● What you should do: Can you quote the records below in full, word for word?
_ _ _
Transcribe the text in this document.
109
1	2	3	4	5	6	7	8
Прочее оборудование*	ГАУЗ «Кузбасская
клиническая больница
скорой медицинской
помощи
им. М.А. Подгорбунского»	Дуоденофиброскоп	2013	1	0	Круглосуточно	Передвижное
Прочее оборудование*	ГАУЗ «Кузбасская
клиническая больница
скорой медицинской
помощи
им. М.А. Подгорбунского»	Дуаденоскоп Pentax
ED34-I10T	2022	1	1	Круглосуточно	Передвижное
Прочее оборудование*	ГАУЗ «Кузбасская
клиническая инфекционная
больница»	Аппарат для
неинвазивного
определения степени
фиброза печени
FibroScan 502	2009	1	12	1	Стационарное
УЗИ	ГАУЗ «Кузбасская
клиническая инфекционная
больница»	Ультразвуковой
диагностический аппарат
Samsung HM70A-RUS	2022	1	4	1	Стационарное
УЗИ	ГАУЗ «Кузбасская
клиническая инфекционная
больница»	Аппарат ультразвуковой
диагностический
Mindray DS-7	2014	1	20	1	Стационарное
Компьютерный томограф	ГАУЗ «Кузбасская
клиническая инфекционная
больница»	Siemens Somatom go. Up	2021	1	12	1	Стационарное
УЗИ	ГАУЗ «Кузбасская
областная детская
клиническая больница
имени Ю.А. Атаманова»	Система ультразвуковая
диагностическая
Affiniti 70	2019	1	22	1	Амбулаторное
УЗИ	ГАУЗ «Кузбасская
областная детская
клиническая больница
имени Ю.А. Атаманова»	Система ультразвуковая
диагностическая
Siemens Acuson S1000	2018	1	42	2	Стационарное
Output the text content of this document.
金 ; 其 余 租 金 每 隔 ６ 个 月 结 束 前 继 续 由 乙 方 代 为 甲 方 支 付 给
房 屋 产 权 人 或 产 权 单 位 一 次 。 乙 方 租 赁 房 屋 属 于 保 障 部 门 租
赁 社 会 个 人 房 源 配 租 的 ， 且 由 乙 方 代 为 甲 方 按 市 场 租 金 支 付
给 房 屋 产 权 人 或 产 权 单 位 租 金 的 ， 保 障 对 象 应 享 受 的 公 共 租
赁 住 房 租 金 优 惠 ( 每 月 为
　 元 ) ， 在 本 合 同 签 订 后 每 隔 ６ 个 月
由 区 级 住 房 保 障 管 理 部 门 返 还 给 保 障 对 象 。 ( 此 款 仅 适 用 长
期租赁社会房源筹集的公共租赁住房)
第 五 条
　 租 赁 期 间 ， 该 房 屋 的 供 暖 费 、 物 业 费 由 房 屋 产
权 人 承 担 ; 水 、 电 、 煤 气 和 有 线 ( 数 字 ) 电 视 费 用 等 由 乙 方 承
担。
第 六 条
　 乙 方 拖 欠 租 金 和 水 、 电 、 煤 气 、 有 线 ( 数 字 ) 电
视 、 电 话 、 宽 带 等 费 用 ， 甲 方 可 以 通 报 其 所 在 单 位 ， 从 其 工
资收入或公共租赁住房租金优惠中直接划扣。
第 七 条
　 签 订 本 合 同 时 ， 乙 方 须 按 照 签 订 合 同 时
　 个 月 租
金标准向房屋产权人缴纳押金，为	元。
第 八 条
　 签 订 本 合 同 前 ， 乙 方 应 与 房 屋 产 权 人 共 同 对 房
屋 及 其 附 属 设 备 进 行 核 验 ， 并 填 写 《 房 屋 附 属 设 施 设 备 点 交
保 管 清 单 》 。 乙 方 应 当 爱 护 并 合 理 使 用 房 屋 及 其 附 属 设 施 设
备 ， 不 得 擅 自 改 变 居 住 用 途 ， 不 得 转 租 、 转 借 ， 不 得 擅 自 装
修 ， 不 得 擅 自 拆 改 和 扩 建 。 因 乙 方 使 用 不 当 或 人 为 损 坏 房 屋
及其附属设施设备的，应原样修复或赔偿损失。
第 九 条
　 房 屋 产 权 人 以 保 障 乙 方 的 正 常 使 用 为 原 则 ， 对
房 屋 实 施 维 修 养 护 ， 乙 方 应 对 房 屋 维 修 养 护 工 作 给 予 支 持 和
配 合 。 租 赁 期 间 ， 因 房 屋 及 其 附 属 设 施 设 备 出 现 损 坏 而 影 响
_ _ _
● Exercise result:
Transcribe the text in this document.
109
1	2	3	4	5	6	7	8
Прочее оборудование*	ГАУЗ «Кузбасская
клиническая больница
скорой медицинской
помощи
им. М.А. Подгорбунского»	Дуоденофиброскоп	2013	1	0	Круглосуточно	Передвижное
Прочее оборудование*	ГАУЗ «Кузбасская
клиническая больница
скорой медицинской
помощи
им. М.А. Подгорбунского»	Дуаденоскоп Pentax
ED34-I10T	2022	1	1	Круглосуточно	Передвижное
Прочее оборудование*	ГАУЗ «Кузбасская
клиническая инфекционная
больница»	Аппарат для
неинвазивного
определения степени
фиброза печени
FibroScan 502	2009	1	12	1	Стационарное
УЗИ	ГАУЗ «Кузбасская
клиническая инфекционная
больница»	Ультразвуковой
диагностический аппарат
Samsung HM70A-RUS	2022	1	4	1	Стационарное
УЗИ	ГАУЗ «Кузбасская
клиническая инфекционная
больница»	Аппарат ультразвуковой
диагностический
Mindray DS-7	2014	1	20	1	Стационарное
Компьютерный томограф	ГАУЗ «Кузбасская
клиническая инфекционная
больница»	Siemens Somatom go. Up	2021	1	12	1	Стационарное
УЗИ	ГАУЗ «Кузбасская
областная детская
клиническая больница
имени Ю.А. Атаманова»	Система ультразвуковая
диагностическая
Affiniti 70	2019	1	22	1	Амбулаторное
УЗИ	ГАУЗ «Кузбасская
областная детская
клиническая больница
имени Ю.А. Атаманова»	Система ультразвуковая
диагностическая
Siemens Acuson S1000	2018	1	42	2	Стационарное
Output the text content of this document.
金 ; 其 余 租 金 每 隔 ６ 个 月 结 束 前 继 续 由 乙 方 代 为 甲 方 支 付 给
房 屋 产 权 人 或 产 权 单 位 一 次 。 乙 方 租 赁 房 屋 属 于 保 障 部 门 租
赁 社 会 个 人 房 源 配 租 的 ， 且 由 乙 方 代 为 甲 方 按 市 场 租 金 支 付
给 房 屋 产 权 人 或 产 权 单 位 租 金 的 ， 保 障 对 象 应 享 受 的 公 共 租
赁 住 房 租 金 优 惠 ( 每 月 为
　 元 ) ， 在 本 合 同 签 订 后 每 隔 ６ 个 月
由 区 级 住 房 保 障 管 理 部 门 返 还 给 保 障 对 象 。 ( 此 款 仅 适 用 长
期租赁社会房源筹集的公共租赁住房)
第 五 条
　 租 赁 期 间 ， 该 房 屋 的 供 暖 费 、 物 业 费 由 房 屋 产
权 人 承 担 ; 水 、 电 、 煤 气 和 有 线 ( 数 字 ) 电 视 费 用 等 由 乙 方 承
担。
第 六 条
　 乙 方 拖 欠 租 金 和 水 、 电 、 煤 气 、 有 线 ( 数 字 ) 电
视 、 电 话 、 宽 带 等 费 用 ， 甲 方 可 以 通 报 其 所 在 单 位 ， 从 其 工
资收入或公共租赁住房租金优惠中直接划扣。
第 七 条
　 签 订 本 合 同 时 ， 乙 方 须 按 照 签 订 合 同 时
　 个 月 租
金标准向房屋产权人缴纳押金，为	元。
第 八 条
　 签 订 本 合 同 前 ， 乙 方 应 与 房 屋 产 权 人 共 同 对 房
屋 及 其 附 属 设 备 进 行 核 验 ， 并 填 写 《 房 屋 附 属 设 施 设 备 点 交
保 管 清 单 》 。 乙 方 应 当 爱 护 并 合 理 使 用 房 屋 及 其 附 属 设 施 设
备 ， 不 得 擅 自 改 变 居 住 用 途 ， 不 得 转 租 、 转 借 ， 不 得 擅 自 装
修 ， 不 得 擅 自 拆 改 和 扩 建 。 因 乙 方 使 用 不 当 或 人 为 损 坏 房 屋
及其附属设施设备的，应原样修复或赔偿损失。
第 九 条
　 房 屋 产 权 人 以 保 障 乙 方 的 正 常 使 用 为 原 则 ， 对
房 屋 实 施 维 修 养 护 ， 乙 方 应 对 房 屋 维 修 养 护 工 作 给 予 支 持 和
配 合 。 租 赁 期 间 ， 因 房 屋 及 其 附 属 设 施 设 备 出 现 损 坏 而 影 响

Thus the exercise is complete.